AIM OF THE EXERCISE: Search the data for the string "PlayMemories" and gather each line it is in.

- - - - -

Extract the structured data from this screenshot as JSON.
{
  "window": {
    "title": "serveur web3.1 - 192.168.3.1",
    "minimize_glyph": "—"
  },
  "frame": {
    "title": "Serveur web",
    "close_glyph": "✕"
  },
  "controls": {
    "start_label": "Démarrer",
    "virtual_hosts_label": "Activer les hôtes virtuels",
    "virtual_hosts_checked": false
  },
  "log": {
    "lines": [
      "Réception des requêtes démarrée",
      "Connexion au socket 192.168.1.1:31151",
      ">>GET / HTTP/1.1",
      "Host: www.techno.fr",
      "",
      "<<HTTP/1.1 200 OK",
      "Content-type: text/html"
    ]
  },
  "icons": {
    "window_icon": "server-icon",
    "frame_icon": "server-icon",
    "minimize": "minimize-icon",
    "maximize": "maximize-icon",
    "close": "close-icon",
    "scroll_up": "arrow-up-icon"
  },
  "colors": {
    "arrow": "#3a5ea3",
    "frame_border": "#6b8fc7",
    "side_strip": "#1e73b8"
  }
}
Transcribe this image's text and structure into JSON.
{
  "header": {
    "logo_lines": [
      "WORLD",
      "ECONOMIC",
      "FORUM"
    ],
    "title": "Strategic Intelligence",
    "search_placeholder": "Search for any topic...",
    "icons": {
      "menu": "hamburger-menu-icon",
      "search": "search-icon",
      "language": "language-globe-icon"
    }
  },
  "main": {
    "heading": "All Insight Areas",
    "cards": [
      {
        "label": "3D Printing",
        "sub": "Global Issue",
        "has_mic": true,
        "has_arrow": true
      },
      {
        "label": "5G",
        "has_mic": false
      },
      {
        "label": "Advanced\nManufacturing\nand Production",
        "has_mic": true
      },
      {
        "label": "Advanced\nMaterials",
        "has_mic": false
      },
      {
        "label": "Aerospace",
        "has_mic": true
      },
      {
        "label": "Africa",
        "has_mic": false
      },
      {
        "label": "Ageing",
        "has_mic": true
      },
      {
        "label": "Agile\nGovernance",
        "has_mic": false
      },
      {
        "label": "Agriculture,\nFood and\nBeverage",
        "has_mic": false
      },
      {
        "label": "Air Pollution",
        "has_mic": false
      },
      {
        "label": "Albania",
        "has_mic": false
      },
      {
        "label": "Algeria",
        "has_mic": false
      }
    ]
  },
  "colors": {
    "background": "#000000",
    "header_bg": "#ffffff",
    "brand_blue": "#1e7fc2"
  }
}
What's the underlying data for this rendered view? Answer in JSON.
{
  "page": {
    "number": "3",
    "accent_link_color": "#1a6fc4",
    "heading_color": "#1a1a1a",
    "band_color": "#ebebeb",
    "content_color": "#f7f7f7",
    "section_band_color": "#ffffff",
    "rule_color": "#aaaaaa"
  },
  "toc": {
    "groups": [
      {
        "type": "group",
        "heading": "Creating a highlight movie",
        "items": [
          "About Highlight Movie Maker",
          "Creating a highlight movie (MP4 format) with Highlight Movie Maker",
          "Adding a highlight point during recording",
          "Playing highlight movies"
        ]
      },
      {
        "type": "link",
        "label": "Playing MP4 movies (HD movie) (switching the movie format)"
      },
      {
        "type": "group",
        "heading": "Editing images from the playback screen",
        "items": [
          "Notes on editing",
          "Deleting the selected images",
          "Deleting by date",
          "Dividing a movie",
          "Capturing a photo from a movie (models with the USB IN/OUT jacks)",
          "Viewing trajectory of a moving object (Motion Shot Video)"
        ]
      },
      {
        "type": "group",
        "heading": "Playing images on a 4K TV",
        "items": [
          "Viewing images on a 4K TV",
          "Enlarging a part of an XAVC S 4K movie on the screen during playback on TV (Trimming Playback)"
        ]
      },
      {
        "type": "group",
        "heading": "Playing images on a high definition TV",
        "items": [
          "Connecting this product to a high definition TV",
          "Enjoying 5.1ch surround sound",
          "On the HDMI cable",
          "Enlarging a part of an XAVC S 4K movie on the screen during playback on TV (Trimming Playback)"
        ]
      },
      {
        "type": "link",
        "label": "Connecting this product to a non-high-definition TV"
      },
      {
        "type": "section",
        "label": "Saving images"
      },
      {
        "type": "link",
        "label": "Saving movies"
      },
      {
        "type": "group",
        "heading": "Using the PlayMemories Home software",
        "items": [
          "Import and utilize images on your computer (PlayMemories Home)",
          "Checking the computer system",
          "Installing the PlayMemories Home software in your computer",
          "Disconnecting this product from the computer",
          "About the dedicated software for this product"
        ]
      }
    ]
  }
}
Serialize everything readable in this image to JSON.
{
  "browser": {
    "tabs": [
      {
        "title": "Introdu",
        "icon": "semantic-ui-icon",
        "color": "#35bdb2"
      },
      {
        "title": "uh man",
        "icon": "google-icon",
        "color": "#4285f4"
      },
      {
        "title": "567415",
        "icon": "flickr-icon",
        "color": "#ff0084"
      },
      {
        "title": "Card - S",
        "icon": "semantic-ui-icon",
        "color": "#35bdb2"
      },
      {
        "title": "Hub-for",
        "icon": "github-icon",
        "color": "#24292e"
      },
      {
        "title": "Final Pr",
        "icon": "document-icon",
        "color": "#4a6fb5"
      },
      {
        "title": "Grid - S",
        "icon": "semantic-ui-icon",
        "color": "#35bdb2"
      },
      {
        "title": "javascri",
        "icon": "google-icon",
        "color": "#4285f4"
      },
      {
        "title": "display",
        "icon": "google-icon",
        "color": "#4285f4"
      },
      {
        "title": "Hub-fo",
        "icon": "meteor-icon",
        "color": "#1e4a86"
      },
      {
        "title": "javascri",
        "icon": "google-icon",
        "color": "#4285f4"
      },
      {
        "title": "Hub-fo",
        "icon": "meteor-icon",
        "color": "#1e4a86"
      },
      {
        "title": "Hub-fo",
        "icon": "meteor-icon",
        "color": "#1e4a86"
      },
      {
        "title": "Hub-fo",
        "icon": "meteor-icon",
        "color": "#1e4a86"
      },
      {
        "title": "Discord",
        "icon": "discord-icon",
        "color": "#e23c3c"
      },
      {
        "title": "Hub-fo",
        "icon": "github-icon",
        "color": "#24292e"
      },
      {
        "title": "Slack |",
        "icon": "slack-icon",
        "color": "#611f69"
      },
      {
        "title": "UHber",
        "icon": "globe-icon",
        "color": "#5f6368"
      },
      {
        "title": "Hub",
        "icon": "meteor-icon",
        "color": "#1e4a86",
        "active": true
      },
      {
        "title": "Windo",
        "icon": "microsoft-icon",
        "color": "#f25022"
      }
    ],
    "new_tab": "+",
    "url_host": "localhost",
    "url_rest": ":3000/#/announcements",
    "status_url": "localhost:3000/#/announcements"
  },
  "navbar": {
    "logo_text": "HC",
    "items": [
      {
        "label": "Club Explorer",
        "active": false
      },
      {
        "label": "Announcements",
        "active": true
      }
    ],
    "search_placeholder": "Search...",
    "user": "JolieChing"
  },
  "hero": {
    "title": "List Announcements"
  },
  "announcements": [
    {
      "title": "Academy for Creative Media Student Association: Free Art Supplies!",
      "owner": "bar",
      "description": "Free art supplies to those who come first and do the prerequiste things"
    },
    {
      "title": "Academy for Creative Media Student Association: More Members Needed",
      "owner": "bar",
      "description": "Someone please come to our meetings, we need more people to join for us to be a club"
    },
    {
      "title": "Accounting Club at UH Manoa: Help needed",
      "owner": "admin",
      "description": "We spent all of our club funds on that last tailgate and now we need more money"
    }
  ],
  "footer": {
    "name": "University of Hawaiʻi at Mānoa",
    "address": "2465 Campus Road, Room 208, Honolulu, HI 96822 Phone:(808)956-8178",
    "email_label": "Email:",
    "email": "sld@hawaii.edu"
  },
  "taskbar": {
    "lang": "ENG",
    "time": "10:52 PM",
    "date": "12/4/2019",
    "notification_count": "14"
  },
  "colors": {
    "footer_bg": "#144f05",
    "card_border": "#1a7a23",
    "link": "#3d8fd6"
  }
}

- - - - -

RESPONSE TO THIS TASK:
        "heading": "Using the PlayMemories Home software",
          "Import and utilize images on your computer (PlayMemories Home)",
          "Installing the PlayMemories Home software in your computer",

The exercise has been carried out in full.